The task
From the listing below, copy every line with the word "JSON".

(Extracted records)
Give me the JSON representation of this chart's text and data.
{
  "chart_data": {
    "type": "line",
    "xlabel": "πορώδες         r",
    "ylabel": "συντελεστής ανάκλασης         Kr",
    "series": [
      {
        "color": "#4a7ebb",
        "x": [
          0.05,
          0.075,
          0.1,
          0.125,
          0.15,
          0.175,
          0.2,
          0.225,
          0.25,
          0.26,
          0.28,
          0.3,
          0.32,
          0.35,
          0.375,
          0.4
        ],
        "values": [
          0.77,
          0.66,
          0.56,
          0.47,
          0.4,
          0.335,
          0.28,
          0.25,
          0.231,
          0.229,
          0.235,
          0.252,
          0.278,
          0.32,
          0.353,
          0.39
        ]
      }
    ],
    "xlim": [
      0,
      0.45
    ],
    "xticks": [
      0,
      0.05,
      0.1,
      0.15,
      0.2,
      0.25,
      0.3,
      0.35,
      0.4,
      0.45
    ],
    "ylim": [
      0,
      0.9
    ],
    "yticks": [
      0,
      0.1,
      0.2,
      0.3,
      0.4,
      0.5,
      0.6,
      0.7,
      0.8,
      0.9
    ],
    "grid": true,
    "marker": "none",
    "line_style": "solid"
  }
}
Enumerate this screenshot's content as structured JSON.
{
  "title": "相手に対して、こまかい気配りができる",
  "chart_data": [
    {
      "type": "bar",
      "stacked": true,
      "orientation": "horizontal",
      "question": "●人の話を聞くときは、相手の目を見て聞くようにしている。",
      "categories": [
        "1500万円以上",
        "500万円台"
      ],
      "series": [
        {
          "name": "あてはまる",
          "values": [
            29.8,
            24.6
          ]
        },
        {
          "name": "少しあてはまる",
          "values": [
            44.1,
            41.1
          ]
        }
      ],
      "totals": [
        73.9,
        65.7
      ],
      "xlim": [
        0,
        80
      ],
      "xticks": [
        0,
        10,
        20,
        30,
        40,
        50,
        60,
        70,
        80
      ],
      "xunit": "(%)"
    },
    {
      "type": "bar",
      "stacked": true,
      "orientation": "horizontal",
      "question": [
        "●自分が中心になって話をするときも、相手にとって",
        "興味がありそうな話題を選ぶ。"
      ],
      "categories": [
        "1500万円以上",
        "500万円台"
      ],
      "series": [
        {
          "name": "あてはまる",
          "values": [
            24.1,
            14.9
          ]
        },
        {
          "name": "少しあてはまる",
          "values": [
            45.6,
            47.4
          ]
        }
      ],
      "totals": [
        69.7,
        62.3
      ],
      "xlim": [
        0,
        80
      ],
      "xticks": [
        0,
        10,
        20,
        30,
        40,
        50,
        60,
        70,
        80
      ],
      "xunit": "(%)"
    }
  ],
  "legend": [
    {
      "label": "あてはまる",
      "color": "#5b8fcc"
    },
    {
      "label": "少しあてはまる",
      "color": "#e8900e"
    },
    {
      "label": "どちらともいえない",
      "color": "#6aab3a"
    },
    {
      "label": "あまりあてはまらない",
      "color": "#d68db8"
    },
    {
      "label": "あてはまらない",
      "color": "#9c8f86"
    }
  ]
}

Solution to the problem
Give me the JSON representation of this chart's text and data.
Enumerate this screenshot's content as structured JSON.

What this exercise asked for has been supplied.